◆ The exercise
Select, from the data, each line where "content" occurs.

◆ Extracted material
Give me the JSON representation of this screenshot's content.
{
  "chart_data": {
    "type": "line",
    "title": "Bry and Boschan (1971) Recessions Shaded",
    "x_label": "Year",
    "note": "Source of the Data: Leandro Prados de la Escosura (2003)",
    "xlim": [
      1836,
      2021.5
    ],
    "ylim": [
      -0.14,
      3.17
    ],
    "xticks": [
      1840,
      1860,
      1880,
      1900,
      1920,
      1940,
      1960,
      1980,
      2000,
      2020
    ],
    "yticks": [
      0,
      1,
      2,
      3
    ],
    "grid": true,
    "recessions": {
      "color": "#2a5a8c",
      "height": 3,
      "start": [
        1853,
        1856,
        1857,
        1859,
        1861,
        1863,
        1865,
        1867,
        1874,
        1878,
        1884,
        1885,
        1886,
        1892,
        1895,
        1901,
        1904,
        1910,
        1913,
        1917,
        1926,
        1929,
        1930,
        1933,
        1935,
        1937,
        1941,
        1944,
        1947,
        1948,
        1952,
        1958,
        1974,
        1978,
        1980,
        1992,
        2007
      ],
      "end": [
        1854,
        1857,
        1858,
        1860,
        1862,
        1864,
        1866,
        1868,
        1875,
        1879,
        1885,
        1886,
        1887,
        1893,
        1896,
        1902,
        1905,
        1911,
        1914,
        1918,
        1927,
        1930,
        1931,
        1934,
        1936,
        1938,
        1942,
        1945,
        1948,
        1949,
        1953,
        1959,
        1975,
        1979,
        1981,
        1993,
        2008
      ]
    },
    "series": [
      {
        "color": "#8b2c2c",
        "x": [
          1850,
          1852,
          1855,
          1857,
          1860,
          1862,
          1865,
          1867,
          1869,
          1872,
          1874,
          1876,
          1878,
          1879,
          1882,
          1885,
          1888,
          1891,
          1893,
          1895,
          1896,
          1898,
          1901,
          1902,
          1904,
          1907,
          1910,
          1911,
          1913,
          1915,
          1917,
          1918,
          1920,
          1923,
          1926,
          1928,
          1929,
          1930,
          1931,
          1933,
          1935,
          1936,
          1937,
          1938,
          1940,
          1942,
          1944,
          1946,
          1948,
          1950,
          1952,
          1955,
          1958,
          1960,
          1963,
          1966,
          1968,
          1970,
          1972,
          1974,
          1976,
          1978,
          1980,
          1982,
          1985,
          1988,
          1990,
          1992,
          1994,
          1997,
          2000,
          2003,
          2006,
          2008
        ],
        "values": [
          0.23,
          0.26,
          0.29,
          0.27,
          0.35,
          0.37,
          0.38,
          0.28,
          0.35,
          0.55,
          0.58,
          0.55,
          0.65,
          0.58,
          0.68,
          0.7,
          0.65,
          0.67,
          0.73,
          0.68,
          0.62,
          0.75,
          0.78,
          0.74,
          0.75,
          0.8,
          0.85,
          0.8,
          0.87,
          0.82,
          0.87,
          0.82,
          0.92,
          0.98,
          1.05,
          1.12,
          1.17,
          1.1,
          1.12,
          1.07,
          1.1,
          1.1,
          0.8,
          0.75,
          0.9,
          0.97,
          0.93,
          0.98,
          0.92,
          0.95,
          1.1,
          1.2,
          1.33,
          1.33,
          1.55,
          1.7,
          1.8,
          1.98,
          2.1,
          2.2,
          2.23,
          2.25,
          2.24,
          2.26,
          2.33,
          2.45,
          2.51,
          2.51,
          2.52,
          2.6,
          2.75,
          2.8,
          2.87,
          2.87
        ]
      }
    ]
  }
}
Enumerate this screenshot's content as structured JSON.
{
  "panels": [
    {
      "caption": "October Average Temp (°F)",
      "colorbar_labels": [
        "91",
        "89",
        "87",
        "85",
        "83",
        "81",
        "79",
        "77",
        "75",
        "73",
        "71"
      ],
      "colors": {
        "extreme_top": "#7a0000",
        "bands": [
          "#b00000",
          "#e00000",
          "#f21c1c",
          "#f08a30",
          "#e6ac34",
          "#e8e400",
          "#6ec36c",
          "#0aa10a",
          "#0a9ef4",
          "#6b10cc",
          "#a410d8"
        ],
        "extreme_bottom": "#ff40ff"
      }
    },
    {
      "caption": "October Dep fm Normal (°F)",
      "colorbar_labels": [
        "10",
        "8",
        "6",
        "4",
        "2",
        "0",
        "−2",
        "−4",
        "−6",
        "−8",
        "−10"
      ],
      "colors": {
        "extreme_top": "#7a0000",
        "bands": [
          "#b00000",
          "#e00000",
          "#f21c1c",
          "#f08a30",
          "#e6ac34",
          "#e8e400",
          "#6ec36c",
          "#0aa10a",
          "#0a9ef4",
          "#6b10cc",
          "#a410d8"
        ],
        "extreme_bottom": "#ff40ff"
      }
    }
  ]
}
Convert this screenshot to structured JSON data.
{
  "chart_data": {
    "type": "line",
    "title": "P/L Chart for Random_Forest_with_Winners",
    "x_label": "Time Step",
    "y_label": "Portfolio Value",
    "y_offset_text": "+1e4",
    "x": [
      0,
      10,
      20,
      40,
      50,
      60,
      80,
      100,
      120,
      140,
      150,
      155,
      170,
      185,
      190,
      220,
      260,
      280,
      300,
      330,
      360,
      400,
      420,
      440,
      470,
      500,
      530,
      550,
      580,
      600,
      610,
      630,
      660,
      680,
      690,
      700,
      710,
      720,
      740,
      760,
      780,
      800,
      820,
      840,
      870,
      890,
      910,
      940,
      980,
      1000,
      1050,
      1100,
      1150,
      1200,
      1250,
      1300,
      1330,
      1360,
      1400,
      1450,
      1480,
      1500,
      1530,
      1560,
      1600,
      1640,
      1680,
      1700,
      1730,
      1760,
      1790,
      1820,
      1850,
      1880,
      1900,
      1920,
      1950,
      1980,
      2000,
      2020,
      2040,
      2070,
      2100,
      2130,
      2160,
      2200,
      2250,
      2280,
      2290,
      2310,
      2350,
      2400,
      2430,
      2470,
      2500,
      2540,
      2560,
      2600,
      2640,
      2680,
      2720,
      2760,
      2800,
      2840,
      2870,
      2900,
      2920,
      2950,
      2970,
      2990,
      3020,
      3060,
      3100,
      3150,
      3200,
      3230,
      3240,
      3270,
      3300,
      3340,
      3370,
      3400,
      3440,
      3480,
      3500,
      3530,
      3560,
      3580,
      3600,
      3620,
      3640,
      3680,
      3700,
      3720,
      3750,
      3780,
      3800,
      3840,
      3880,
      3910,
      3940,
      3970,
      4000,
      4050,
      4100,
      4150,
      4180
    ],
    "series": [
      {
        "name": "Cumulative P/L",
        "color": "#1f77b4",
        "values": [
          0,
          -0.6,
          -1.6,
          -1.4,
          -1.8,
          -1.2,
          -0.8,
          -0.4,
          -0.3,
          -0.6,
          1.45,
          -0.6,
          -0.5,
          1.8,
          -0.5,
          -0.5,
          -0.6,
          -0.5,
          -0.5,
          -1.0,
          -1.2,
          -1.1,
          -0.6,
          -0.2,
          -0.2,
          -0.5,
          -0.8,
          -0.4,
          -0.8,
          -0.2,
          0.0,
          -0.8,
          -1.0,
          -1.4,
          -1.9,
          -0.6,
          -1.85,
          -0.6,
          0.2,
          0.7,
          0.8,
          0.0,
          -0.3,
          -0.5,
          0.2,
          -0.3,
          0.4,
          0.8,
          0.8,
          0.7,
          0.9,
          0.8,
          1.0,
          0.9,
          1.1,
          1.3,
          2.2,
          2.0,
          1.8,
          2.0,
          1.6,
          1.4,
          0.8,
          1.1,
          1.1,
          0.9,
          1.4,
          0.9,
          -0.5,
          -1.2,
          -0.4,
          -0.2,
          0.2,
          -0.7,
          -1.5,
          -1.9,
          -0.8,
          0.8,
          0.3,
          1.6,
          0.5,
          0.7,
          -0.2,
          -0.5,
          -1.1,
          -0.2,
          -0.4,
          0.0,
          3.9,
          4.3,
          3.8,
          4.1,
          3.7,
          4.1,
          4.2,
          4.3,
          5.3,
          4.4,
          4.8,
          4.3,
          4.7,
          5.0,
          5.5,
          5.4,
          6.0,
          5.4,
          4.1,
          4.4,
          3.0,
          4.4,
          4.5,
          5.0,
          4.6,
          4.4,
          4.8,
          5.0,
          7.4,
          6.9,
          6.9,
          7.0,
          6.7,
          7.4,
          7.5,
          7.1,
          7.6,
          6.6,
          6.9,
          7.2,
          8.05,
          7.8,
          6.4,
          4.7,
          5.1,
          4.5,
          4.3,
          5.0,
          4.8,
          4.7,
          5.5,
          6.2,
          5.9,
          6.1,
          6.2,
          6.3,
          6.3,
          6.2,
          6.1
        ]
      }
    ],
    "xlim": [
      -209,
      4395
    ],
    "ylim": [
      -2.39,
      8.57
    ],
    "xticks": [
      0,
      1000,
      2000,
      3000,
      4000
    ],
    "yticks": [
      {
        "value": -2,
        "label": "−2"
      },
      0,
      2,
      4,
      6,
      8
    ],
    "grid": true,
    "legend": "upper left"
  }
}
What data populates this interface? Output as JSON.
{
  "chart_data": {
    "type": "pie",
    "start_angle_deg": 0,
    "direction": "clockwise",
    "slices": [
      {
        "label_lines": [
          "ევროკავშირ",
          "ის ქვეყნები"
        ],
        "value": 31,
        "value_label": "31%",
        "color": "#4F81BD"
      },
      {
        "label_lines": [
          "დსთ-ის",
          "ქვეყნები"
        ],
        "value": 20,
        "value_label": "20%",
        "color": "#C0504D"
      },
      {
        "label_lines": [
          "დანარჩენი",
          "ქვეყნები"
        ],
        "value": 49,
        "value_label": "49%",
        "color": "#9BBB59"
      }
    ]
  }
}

◆ Exercise response
Give me the JSON representation of this screenshot's content.
Enumerate this screenshot's content as structured JSON.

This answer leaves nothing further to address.